▸ AIM OF THE EXERCISE: Transcribe the full listing below exactly.

▸ INPUT DATA:
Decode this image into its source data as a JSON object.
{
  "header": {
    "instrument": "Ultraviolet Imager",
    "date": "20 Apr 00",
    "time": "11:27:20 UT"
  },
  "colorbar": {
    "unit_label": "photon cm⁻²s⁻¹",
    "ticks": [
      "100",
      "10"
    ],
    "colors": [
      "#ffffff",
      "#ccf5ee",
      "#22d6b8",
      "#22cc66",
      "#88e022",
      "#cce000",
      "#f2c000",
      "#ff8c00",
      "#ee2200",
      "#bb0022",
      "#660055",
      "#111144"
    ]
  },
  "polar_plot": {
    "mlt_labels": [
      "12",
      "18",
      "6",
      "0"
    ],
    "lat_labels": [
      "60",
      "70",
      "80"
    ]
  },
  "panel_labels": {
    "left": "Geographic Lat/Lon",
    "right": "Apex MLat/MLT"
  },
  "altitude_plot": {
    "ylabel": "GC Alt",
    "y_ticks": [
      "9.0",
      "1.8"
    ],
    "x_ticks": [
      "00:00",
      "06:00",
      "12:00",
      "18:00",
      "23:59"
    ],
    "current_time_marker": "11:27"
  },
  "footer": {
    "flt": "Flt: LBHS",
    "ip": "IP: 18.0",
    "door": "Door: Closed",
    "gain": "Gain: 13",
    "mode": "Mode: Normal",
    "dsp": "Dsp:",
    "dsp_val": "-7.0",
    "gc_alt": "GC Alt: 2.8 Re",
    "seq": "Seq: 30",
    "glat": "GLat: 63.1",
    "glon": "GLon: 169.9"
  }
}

▸ RESULT:
Decode this image into its source data as a JSON object.
{
  "header": {
    "instrument": "Ultraviolet Imager",
    "date": "20 Apr 00",
    "time": "11:27:20 UT"
  },
  "colorbar": {
    "unit_label": "photon cm⁻²s⁻¹",
    "ticks": [
      "100",
      "10"
    ],
    "colors": [
      "#ffffff",
      "#ccf5ee",
      "#22d6b8",
      "#22cc66",
      "#88e022",
      "#cce000",
      "#f2c000",
      "#ff8c00",
      "#ee2200",
      "#bb0022",
      "#660055",
      "#111144"
    ]
  },
  "polar_plot": {
    "mlt_labels": [
      "12",
      "18",
      "6",
      "0"
    ],
    "lat_labels": [
      "60",
      "70",
      "80"
    ]
  },
  "panel_labels": {
    "left": "Geographic Lat/Lon",
    "right": "Apex MLat/MLT"
  },
  "altitude_plot": {
    "ylabel": "GC Alt",
    "y_ticks": [
      "9.0",
      "1.8"
    ],
    "x_ticks": [
      "00:00",
      "06:00",
      "12:00",
      "18:00",
      "23:59"
    ],
    "current_time_marker": "11:27"
  },
  "footer": {
    "flt": "Flt: LBHS",
    "ip": "IP: 18.0",
    "door": "Door: Closed",
    "gain": "Gain: 13",
    "mode": "Mode: Normal",
    "dsp": "Dsp:",
    "dsp_val": "-7.0",
    "gc_alt": "GC Alt: 2.8 Re",
    "seq": "Seq: 30",
    "glat": "GLat: 63.1",
    "glon": "GLon: 169.9"
  }
}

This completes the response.